WHAT THE TASK REQUIRES: Check every line below for the word "name" and show those that hold it.

*** DATA RECORDS ***

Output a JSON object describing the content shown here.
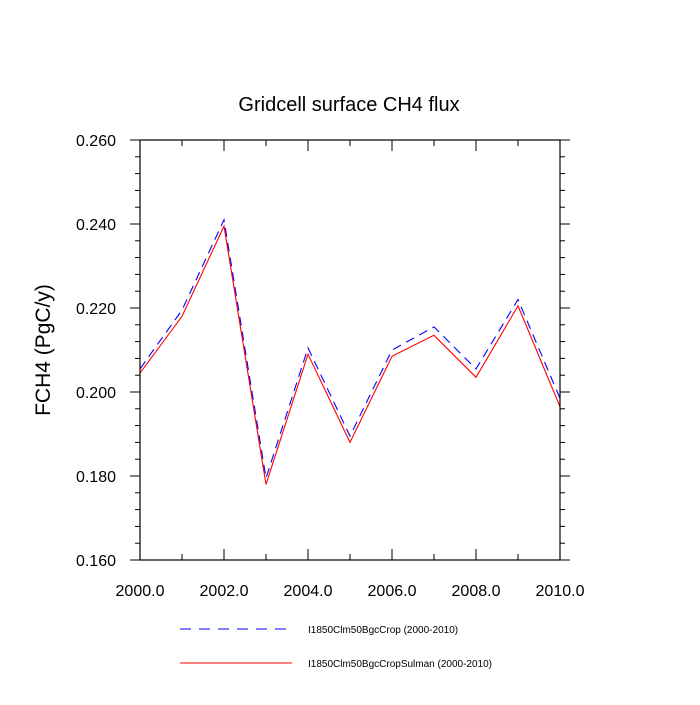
{
  "chart_data": {
    "type": "line",
    "title": "Gridcell surface CH4 flux",
    "xlabel": "",
    "ylabel": "FCH4  (PgC/y)",
    "xlim": [
      2000,
      2010
    ],
    "ylim": [
      0.16,
      0.26
    ],
    "xticks": [
      2000,
      2002,
      2004,
      2006,
      2008,
      2010
    ],
    "xtick_labels": [
      "2000.0",
      "2002.0",
      "2004.0",
      "2006.0",
      "2008.0",
      "2010.0"
    ],
    "yticks": [
      0.16,
      0.18,
      0.2,
      0.22,
      0.24,
      0.26
    ],
    "ytick_labels": [
      "0.160",
      "0.180",
      "0.200",
      "0.220",
      "0.240",
      "0.260"
    ],
    "grid": false,
    "legend_position": "bottom",
    "x": [
      2000,
      2001,
      2002,
      2003,
      2004,
      2005,
      2006,
      2007,
      2008,
      2009,
      2010
    ],
    "series": [
      {
        "name": "I1850Clm50BgcCrop (2000-2010)",
        "color": "#0000ff",
        "dash": "dashed",
        "values": [
          0.2055,
          0.2195,
          0.241,
          0.1795,
          0.2105,
          0.1895,
          0.21,
          0.2155,
          0.2055,
          0.222,
          0.1985
        ]
      },
      {
        "name": "I1850Clm50BgcCropSulman (2000-2010)",
        "color": "#ff0000",
        "dash": "solid",
        "values": [
          0.2045,
          0.218,
          0.2395,
          0.178,
          0.209,
          0.188,
          0.2085,
          0.2135,
          0.2035,
          0.2205,
          0.1965
        ]
      }
    ]
  }
}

***

THE SOLUTION:
        "name": "I1850Clm50BgcCrop (2000-2010)",
        "name": "I1850Clm50BgcCropSulman (2000-2010)",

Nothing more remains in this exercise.